--- SUPPLIED MATERIAL ---
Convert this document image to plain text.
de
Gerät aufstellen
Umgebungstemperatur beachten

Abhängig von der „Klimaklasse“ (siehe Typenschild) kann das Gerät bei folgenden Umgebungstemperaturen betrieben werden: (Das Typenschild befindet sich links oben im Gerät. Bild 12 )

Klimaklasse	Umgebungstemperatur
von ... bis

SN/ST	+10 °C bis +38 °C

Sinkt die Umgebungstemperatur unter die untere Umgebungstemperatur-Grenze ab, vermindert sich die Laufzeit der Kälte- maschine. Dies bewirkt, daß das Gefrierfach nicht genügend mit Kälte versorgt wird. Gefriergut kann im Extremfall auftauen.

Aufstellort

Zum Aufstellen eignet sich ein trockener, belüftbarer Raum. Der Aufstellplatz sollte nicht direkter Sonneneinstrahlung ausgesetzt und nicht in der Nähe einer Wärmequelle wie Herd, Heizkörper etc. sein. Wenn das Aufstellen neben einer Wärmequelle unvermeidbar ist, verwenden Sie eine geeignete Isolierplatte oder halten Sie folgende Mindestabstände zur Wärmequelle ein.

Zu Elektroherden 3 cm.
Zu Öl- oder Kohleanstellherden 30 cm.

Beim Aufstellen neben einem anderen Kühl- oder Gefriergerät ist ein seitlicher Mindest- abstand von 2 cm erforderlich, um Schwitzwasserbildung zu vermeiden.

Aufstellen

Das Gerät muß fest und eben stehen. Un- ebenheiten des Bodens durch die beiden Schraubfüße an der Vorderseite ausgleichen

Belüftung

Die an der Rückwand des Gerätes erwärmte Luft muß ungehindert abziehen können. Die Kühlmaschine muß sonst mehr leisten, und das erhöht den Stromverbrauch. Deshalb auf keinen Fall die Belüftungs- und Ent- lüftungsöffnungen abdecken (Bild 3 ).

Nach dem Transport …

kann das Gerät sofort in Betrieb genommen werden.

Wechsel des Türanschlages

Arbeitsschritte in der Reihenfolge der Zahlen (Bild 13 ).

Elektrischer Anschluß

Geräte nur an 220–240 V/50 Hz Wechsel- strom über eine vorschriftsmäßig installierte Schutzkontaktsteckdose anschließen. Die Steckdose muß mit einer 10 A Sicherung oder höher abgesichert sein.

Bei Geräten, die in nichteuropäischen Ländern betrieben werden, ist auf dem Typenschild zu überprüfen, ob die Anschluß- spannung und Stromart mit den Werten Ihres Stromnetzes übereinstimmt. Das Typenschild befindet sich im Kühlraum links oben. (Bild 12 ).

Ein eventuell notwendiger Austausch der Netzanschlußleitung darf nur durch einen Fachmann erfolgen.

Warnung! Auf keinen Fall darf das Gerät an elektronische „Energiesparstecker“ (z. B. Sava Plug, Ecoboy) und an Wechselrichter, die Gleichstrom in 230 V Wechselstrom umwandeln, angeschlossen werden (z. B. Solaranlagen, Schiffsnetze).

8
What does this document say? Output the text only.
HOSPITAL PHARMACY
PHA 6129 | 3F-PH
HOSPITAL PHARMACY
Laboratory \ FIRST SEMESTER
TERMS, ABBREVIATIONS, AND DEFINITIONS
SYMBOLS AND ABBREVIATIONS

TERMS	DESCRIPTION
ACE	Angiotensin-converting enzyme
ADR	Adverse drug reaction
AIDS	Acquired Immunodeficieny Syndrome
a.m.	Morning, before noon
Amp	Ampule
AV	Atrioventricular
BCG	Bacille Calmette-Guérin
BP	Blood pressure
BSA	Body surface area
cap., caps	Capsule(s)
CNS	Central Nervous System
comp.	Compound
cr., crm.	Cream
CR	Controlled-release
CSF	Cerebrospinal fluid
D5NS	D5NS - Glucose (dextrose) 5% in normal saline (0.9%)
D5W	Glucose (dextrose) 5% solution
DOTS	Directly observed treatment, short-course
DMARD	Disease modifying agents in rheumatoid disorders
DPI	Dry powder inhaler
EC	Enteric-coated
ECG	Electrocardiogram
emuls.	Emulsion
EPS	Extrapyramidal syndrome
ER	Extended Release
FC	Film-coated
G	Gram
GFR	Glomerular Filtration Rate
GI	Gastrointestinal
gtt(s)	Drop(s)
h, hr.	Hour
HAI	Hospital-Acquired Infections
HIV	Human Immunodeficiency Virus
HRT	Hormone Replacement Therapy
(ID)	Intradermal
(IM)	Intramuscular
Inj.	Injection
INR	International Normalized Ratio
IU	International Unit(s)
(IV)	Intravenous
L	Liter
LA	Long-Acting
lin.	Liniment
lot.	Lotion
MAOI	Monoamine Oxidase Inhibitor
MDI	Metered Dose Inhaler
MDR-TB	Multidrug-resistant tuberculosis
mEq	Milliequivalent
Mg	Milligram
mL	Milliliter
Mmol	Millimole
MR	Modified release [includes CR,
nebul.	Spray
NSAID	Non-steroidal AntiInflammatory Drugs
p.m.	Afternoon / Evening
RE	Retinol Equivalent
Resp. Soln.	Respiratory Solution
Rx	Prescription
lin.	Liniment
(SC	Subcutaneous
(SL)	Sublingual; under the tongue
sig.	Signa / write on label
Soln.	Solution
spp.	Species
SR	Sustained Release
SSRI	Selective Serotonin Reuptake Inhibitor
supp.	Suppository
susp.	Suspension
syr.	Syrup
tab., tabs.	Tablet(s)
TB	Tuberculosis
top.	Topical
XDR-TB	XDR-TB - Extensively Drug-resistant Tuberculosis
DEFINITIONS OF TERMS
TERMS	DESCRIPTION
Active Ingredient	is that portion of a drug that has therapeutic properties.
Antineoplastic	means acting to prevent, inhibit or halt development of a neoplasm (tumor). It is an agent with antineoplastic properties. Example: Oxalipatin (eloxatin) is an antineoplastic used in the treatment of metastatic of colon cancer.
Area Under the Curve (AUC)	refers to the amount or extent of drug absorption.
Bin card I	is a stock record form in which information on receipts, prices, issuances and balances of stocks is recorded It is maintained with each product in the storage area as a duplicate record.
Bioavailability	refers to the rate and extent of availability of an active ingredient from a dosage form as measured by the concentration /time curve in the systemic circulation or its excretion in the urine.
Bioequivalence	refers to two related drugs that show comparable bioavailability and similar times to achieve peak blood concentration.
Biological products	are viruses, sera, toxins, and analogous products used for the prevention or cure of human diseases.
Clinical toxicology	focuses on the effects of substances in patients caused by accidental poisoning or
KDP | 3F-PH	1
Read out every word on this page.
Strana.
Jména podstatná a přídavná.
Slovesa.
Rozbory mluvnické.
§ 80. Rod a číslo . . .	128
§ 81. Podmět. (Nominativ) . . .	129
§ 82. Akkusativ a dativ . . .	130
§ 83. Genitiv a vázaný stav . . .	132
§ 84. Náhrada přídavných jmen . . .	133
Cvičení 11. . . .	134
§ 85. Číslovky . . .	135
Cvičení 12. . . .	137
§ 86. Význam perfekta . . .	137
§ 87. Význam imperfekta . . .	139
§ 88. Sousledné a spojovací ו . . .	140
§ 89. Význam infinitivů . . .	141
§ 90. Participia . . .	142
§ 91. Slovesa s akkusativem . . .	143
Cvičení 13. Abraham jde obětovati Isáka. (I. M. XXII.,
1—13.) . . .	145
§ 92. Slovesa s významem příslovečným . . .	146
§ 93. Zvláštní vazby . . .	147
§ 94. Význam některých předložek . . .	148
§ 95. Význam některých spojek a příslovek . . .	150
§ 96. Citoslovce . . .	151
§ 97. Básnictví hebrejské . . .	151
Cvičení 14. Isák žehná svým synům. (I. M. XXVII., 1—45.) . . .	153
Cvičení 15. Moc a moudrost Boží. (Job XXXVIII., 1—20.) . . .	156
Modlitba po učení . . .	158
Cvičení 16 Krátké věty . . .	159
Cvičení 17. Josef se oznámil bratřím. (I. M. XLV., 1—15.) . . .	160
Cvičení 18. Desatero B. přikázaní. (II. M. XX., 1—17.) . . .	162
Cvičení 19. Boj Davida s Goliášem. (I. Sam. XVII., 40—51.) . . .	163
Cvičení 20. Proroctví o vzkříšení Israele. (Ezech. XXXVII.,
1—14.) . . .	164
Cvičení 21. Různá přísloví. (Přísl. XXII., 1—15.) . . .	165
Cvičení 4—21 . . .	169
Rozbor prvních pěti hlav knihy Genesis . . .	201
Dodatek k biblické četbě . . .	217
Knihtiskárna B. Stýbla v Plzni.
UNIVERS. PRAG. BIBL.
---
> PROBLEM
In the data above, which lines have "International"? Report each of them.

> SOLUTION TO THIS EXERCISE
INR	International Normalized Ratio
IU	International Unit(s)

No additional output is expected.